_Directive_. Quote each record exactly, please, leaving none out.

_The records_.
--
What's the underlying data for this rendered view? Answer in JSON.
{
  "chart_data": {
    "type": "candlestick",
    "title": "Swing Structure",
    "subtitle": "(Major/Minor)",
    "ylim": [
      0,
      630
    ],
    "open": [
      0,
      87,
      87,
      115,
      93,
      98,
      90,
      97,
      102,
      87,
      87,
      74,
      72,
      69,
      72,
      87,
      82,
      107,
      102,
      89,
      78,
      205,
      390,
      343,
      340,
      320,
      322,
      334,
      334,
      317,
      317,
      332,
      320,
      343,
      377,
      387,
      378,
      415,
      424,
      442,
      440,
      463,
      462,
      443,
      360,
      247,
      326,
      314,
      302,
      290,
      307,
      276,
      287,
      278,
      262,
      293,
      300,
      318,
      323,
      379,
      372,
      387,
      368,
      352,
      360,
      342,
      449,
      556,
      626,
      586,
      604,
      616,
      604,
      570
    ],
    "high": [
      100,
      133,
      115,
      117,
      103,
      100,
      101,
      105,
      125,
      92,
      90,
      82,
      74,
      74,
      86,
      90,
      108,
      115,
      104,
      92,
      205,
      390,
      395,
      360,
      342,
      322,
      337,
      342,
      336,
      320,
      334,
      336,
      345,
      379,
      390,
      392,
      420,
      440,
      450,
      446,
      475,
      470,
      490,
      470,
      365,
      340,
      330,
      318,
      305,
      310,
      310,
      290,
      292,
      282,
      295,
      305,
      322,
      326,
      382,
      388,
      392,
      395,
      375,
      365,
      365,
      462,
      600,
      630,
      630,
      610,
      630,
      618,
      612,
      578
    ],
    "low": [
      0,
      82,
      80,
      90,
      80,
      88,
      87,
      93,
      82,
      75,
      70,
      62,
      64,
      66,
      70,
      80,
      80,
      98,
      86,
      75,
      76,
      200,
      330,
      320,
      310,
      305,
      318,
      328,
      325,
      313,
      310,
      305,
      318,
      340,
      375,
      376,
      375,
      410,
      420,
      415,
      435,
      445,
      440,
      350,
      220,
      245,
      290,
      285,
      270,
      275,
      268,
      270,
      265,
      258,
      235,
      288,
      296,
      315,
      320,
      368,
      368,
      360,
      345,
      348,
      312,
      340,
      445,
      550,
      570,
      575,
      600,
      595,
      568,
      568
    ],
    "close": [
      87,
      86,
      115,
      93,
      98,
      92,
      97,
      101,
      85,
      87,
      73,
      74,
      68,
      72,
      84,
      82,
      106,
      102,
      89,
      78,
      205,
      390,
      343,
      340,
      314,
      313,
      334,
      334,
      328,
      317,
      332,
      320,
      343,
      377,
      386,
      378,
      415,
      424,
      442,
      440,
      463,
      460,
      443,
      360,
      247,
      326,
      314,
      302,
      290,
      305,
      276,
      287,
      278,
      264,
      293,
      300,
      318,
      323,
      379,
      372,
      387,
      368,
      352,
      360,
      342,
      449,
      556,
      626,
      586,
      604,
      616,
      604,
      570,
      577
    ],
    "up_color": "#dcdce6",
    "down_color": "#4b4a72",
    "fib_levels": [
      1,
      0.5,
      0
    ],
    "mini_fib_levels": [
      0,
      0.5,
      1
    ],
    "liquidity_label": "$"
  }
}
--
_Expected answer_.
What's the underlying data for this rendered view? Answer in JSON.
{
  "chart_data": {
    "type": "candlestick",
    "title": "Swing Structure",
    "subtitle": "(Major/Minor)",
    "ylim": [
      0,
      630
    ],
    "open": [
      0,
      87,
      87,
      115,
      93,
      98,
      90,
      97,
      102,
      87,
      87,
      74,
      72,
      69,
      72,
      87,
      82,
      107,
      102,
      89,
      78,
      205,
      390,
      343,
      340,
      320,
      322,
      334,
      334,
      317,
      317,
      332,
      320,
      343,
      377,
      387,
      378,
      415,
      424,
      442,
      440,
      463,
      462,
      443,
      360,
      247,
      326,
      314,
      302,
      290,
      307,
      276,
      287,
      278,
      262,
      293,
      300,
      318,
      323,
      379,
      372,
      387,
      368,
      352,
      360,
      342,
      449,
      556,
      626,
      586,
      604,
      616,
      604,
      570
    ],
    "high": [
      100,
      133,
      115,
      117,
      103,
      100,
      101,
      105,
      125,
      92,
      90,
      82,
      74,
      74,
      86,
      90,
      108,
      115,
      104,
      92,
      205,
      390,
      395,
      360,
      342,
      322,
      337,
      342,
      336,
      320,
      334,
      336,
      345,
      379,
      390,
      392,
      420,
      440,
      450,
      446,
      475,
      470,
      490,
      470,
      365,
      340,
      330,
      318,
      305,
      310,
      310,
      290,
      292,
      282,
      295,
      305,
      322,
      326,
      382,
      388,
      392,
      395,
      375,
      365,
      365,
      462,
      600,
      630,
      630,
      610,
      630,
      618,
      612,
      578
    ],
    "low": [
      0,
      82,
      80,
      90,
      80,
      88,
      87,
      93,
      82,
      75,
      70,
      62,
      64,
      66,
      70,
      80,
      80,
      98,
      86,
      75,
      76,
      200,
      330,
      320,
      310,
      305,
      318,
      328,
      325,
      313,
      310,
      305,
      318,
      340,
      375,
      376,
      375,
      410,
      420,
      415,
      435,
      445,
      440,
      350,
      220,
      245,
      290,
      285,
      270,
      275,
      268,
      270,
      265,
      258,
      235,
      288,
      296,
      315,
      320,
      368,
      368,
      360,
      345,
      348,
      312,
      340,
      445,
      550,
      570,
      575,
      600,
      595,
      568,
      568
    ],
    "close": [
      87,
      86,
      115,
      93,
      98,
      92,
      97,
      101,
      85,
      87,
      73,
      74,
      68,
      72,
      84,
      82,
      106,
      102,
      89,
      78,
      205,
      390,
      343,
      340,
      314,
      313,
      334,
      334,
      328,
      317,
      332,
      320,
      343,
      377,
      386,
      378,
      415,
      424,
      442,
      440,
      463,
      460,
      443,
      360,
      247,
      326,
      314,
      302,
      290,
      305,
      276,
      287,
      278,
      264,
      293,
      300,
      318,
      323,
      379,
      372,
      387,
      368,
      352,
      360,
      342,
      449,
      556,
      626,
      586,
      604,
      616,
      604,
      570,
      577
    ],
    "up_color": "#dcdce6",
    "down_color": "#4b4a72",
    "fib_levels": [
      1,
      0.5,
      0
    ],
    "mini_fib_levels": [
      0,
      0.5,
      1
    ],
    "liquidity_label": "$"
  }
}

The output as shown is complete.